* Start *

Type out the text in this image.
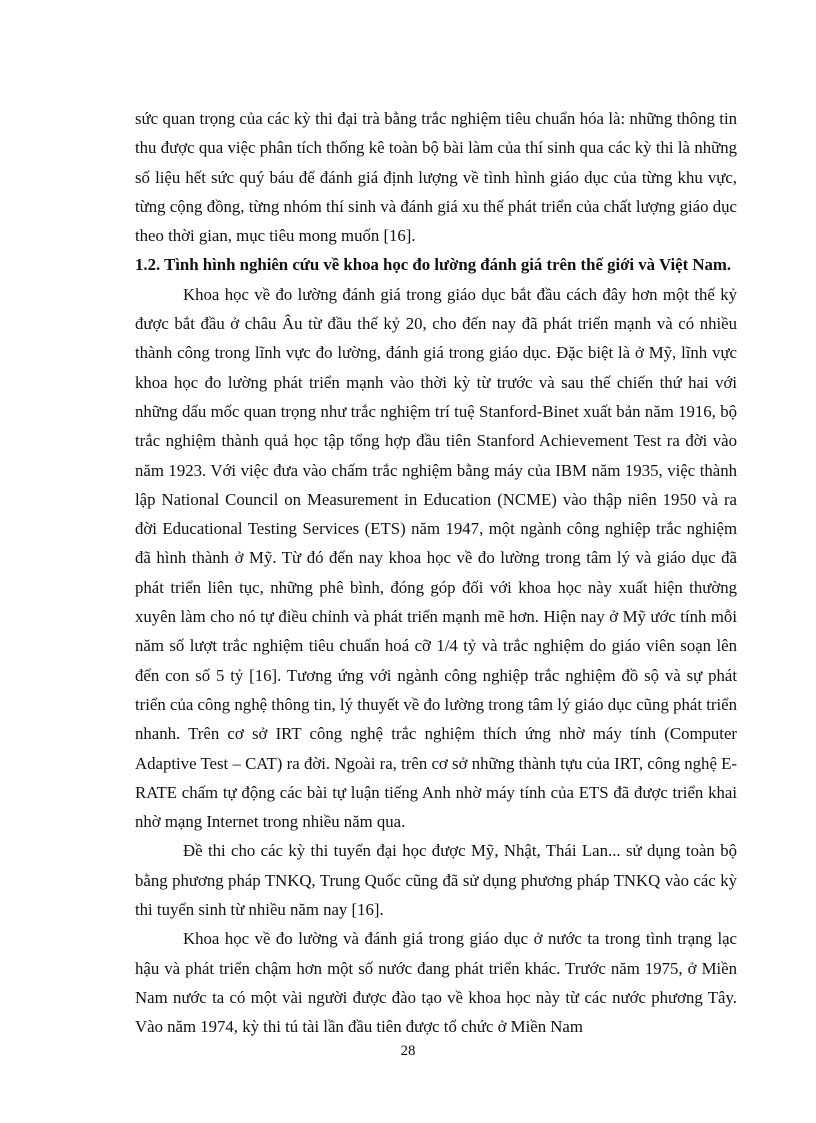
sức quan trọng của các kỳ thi đại trà bằng trắc nghiệm tiêu chuẩn hóa là: những thông tin thu được qua việc phân tích thống kê toàn bộ bài làm của thí sinh qua các kỳ thi là những số liệu hết sức quý báu để đánh giá định lượng về tình hình giáo dục của từng khu vực, từng cộng đồng, từng nhóm thí sinh và đánh giá xu thế phát triển của chất lượng giáo dục theo thời gian, mục tiêu mong muốn [16].

1.2. Tình hình nghiên cứu về khoa học đo lường đánh giá trên thế giới và Việt Nam.

Khoa học về đo lường đánh giá trong giáo dục bắt đầu cách đây hơn một thế kỷ được bắt đầu ở châu Âu từ đầu thế kỷ 20, cho đến nay đã phát triển mạnh và có nhiều thành công trong lĩnh vực đo lường, đánh giá trong giáo dục. Đặc biệt là ở Mỹ, lĩnh vực khoa học đo lường phát triển mạnh vào thời kỳ từ trước và sau thế chiến thứ hai với những dấu mốc quan trọng như trắc nghiệm trí tuệ Stanford-Binet xuất bản năm 1916, bộ trắc nghiệm thành quả học tập tổng hợp đầu tiên Stanford Achievement Test ra đời vào năm 1923. Với việc đưa vào chấm trắc nghiệm bằng máy của IBM năm 1935, việc thành lập National Council on Measurement in Education (NCME) vào thập niên 1950 và ra đời Educational Testing Services (ETS) năm 1947, một ngành công nghiệp trắc nghiệm đã hình thành ở Mỹ. Từ đó đến nay khoa học về đo lường trong tâm lý và giáo dục đã phát triển liên tục, những phê bình, đóng góp đối với khoa học này xuất hiện thường xuyên làm cho nó tự điều chỉnh và phát triển mạnh mẽ hơn. Hiện nay ở Mỹ ước tính mỗi năm số lượt trắc nghiệm tiêu chuẩn hoá cỡ 1/4 tỷ và trắc nghiệm do giáo viên soạn lên đến con số 5 tỷ [16]. Tương ứng với ngành công nghiệp trắc nghiệm đồ sộ và sự phát triển của công nghệ thông tin, lý thuyết về đo lường trong tâm lý giáo dục cũng phát triển nhanh. Trên cơ sở IRT công nghệ trắc nghiệm thích ứng nhờ máy tính (Computer Adaptive Test – CAT) ra đời. Ngoài ra, trên cơ sở những thành tựu của IRT, công nghệ E-RATE chấm tự động các bài tự luận tiếng Anh nhờ máy tính của ETS đã được triển khai nhờ mạng Internet trong nhiều năm qua.

Đề thi cho các kỳ thi tuyển đại học được Mỹ, Nhật, Thái Lan... sử dụng toàn bộ bằng phương pháp TNKQ, Trung Quốc cũng đã sử dụng phương pháp TNKQ vào các kỳ thi tuyển sinh từ nhiều năm nay [16].

Khoa học về đo lường và đánh giá trong giáo dục ở nước ta trong tình trạng lạc hậu và phát triển chậm hơn một số nước đang phát triển khác. Trước năm 1975, ở Miền Nam nước ta có một vài người được đào tạo về khoa học này từ các nước phương Tây. Vào năm 1974, kỳ thi tú tài lần đầu tiên được tổ chức ở Miền Nam

28
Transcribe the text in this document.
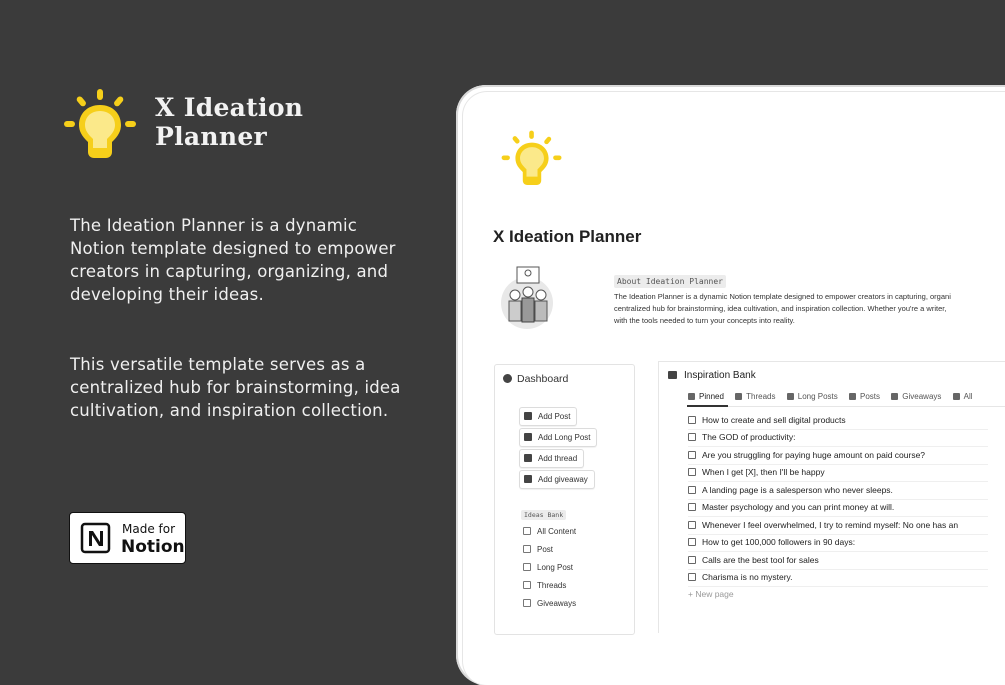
X Ideation
Planner
The Ideation Planner is a dynamic Notion template designed to empower creators in capturing, organizing, and developing their ideas.
This versatile template serves as a centralized hub for brainstorming, idea cultivation, and inspiration collection.
Made for
Notion
X Ideation Planner
About Ideation Planner
The Ideation Planner is a dynamic Notion template designed to empower creators in capturing, organi
centralized hub for brainstorming, idea cultivation, and inspiration collection. Whether you're a writer,
with the tools needed to turn your concepts into reality.
Dashboard
Add Post
Add Long Post
Add thread
Add giveaway
Ideas Bank
All Content
Post
Long Post
Threads
Giveaways
Inspiration Bank
Pinned	Threads	Long Posts	Posts	Giveaways	All
How to create and sell digital products
The GOD of productivity:
Are you struggling for paying huge amount on paid course?
When I get [X], then I'll be happy
A landing page is a salesperson who never sleeps.
Master psychology and you can print money at will.
Whenever I feel overwhelmed, I try to remind myself: No one has an
How to get 100,000 followers in 90 days:
Calls are the best tool for sales
Charisma is no mystery.
+ New page
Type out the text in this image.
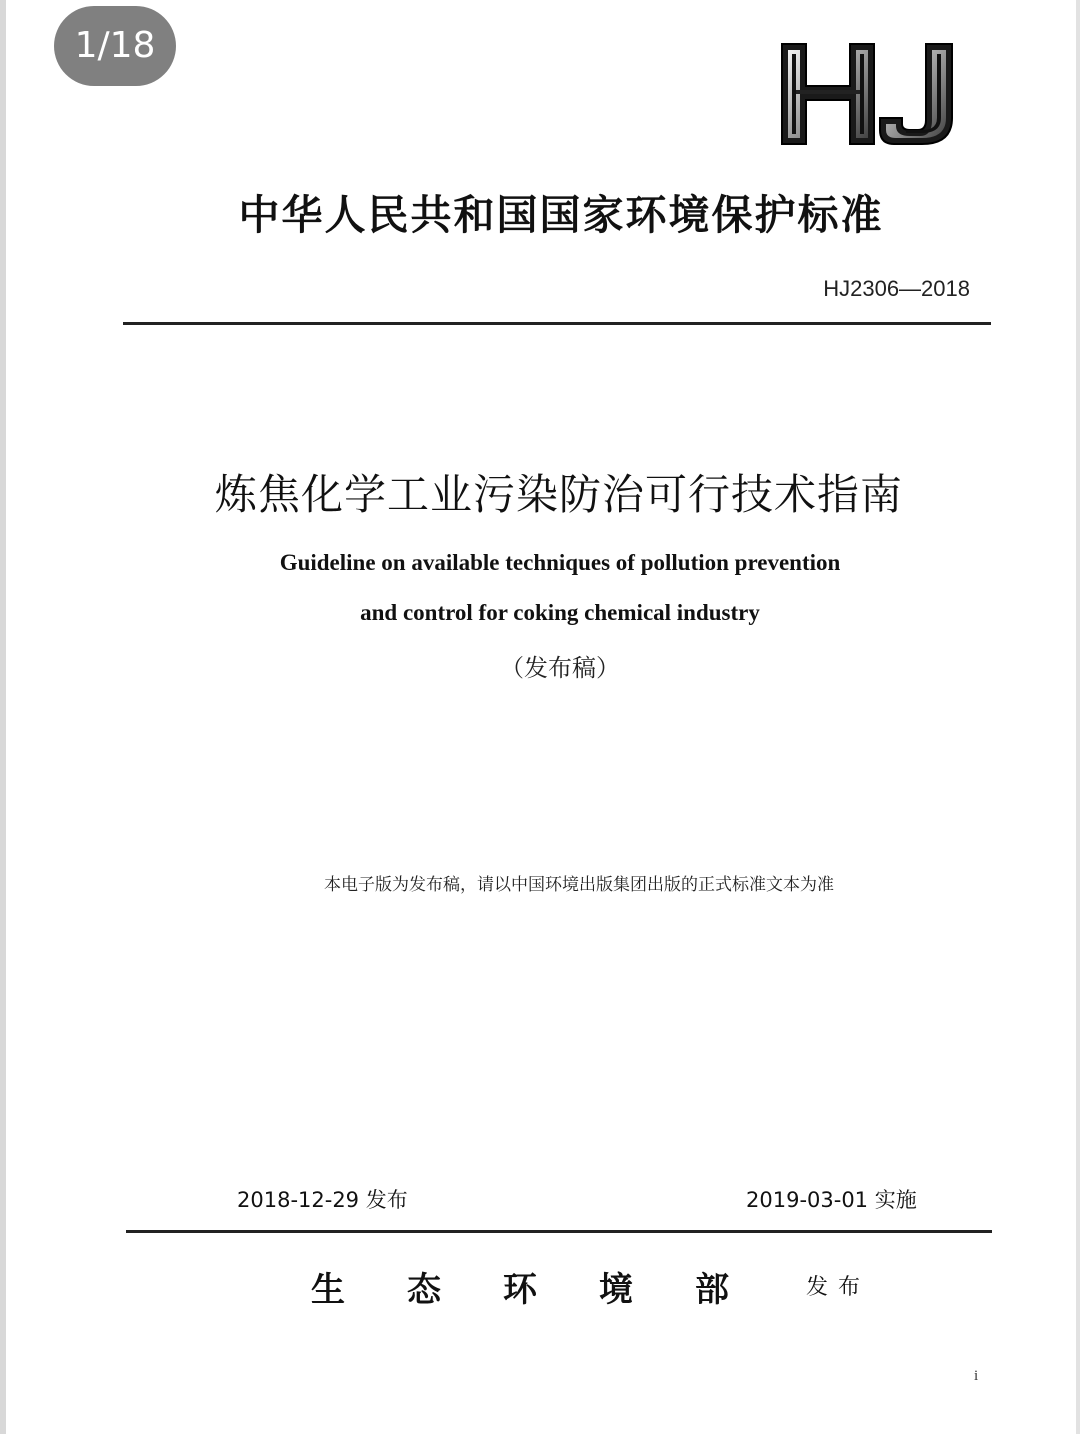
中华人民共和国国家环境保护标准
HJ2306—2018
炼焦化学工业污染防治可行技术指南
Guideline on available techniques of pollution prevention
and control for coking chemical industry
（发布稿）
本电子版为发布稿，请以中国环境出版集团出版的正式标准文本为准
2018-12-29 发布	2019-03-01 实施
生态环境部 发布
i
1/18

* End *

-- Written request --
Every entry above is to be set down exactly; the pictures are to be left out.

-- Result of the exercise --
Type out the text in this image.
sức quan trọng của các kỳ thi đại trà bằng trắc nghiệm tiêu chuẩn hóa là: những thông tin thu được qua việc phân tích thống kê toàn bộ bài làm của thí sinh qua các kỳ thi là những số liệu hết sức quý báu để đánh giá định lượng về tình hình giáo dục của từng khu vực, từng cộng đồng, từng nhóm thí sinh và đánh giá xu thế phát triển của chất lượng giáo dục theo thời gian, mục tiêu mong muốn [16].

1.2. Tình hình nghiên cứu về khoa học đo lường đánh giá trên thế giới và Việt Nam.

Khoa học về đo lường đánh giá trong giáo dục bắt đầu cách đây hơn một thế kỷ được bắt đầu ở châu Âu từ đầu thế kỷ 20, cho đến nay đã phát triển mạnh và có nhiều thành công trong lĩnh vực đo lường, đánh giá trong giáo dục. Đặc biệt là ở Mỹ, lĩnh vực khoa học đo lường phát triển mạnh vào thời kỳ từ trước và sau thế chiến thứ hai với những dấu mốc quan trọng như trắc nghiệm trí tuệ Stanford-Binet xuất bản năm 1916, bộ trắc nghiệm thành quả học tập tổng hợp đầu tiên Stanford Achievement Test ra đời vào năm 1923. Với việc đưa vào chấm trắc nghiệm bằng máy của IBM năm 1935, việc thành lập National Council on Measurement in Education (NCME) vào thập niên 1950 và ra đời Educational Testing Services (ETS) năm 1947, một ngành công nghiệp trắc nghiệm đã hình thành ở Mỹ. Từ đó đến nay khoa học về đo lường trong tâm lý và giáo dục đã phát triển liên tục, những phê bình, đóng góp đối với khoa học này xuất hiện thường xuyên làm cho nó tự điều chỉnh và phát triển mạnh mẽ hơn. Hiện nay ở Mỹ ước tính mỗi năm số lượt trắc nghiệm tiêu chuẩn hoá cỡ 1/4 tỷ và trắc nghiệm do giáo viên soạn lên đến con số 5 tỷ [16]. Tương ứng với ngành công nghiệp trắc nghiệm đồ sộ và sự phát triển của công nghệ thông tin, lý thuyết về đo lường trong tâm lý giáo dục cũng phát triển nhanh. Trên cơ sở IRT công nghệ trắc nghiệm thích ứng nhờ máy tính (Computer Adaptive Test – CAT) ra đời. Ngoài ra, trên cơ sở những thành tựu của IRT, công nghệ E-RATE chấm tự động các bài tự luận tiếng Anh nhờ máy tính của ETS đã được triển khai nhờ mạng Internet trong nhiều năm qua.

Đề thi cho các kỳ thi tuyển đại học được Mỹ, Nhật, Thái Lan... sử dụng toàn bộ bằng phương pháp TNKQ, Trung Quốc cũng đã sử dụng phương pháp TNKQ vào các kỳ thi tuyển sinh từ nhiều năm nay [16].

Khoa học về đo lường và đánh giá trong giáo dục ở nước ta trong tình trạng lạc hậu và phát triển chậm hơn một số nước đang phát triển khác. Trước năm 1975, ở Miền Nam nước ta có một vài người được đào tạo về khoa học này từ các nước phương Tây. Vào năm 1974, kỳ thi tú tài lần đầu tiên được tổ chức ở Miền Nam

28
Transcribe the text in this document.
X Ideation
Planner
The Ideation Planner is a dynamic Notion template designed to empower creators in capturing, organizing, and developing their ideas.
This versatile template serves as a centralized hub for brainstorming, idea cultivation, and inspiration collection.
Made for
Notion
X Ideation Planner
About Ideation Planner
The Ideation Planner is a dynamic Notion template designed to empower creators in capturing, organi
centralized hub for brainstorming, idea cultivation, and inspiration collection. Whether you're a writer,
with the tools needed to turn your concepts into reality.
Dashboard
Add Post
Add Long Post
Add thread
Add giveaway
Ideas Bank
All Content
Post
Long Post
Threads
Giveaways
Inspiration Bank
Pinned	Threads	Long Posts	Posts	Giveaways	All
How to create and sell digital products
The GOD of productivity:
Are you struggling for paying huge amount on paid course?
When I get [X], then I'll be happy
A landing page is a salesperson who never sleeps.
Master psychology and you can print money at will.
Whenever I feel overwhelmed, I try to remind myself: No one has an
How to get 100,000 followers in 90 days:
Calls are the best tool for sales
Charisma is no mystery.
+ New page
Type out the text in this image.
中华人民共和国国家环境保护标准
HJ2306—2018
炼焦化学工业污染防治可行技术指南
Guideline on available techniques of pollution prevention
and control for coking chemical industry
（发布稿）
本电子版为发布稿，请以中国环境出版集团出版的正式标准文本为准
2018-12-29 发布	2019-03-01 实施
生态环境部 发布
i
1/18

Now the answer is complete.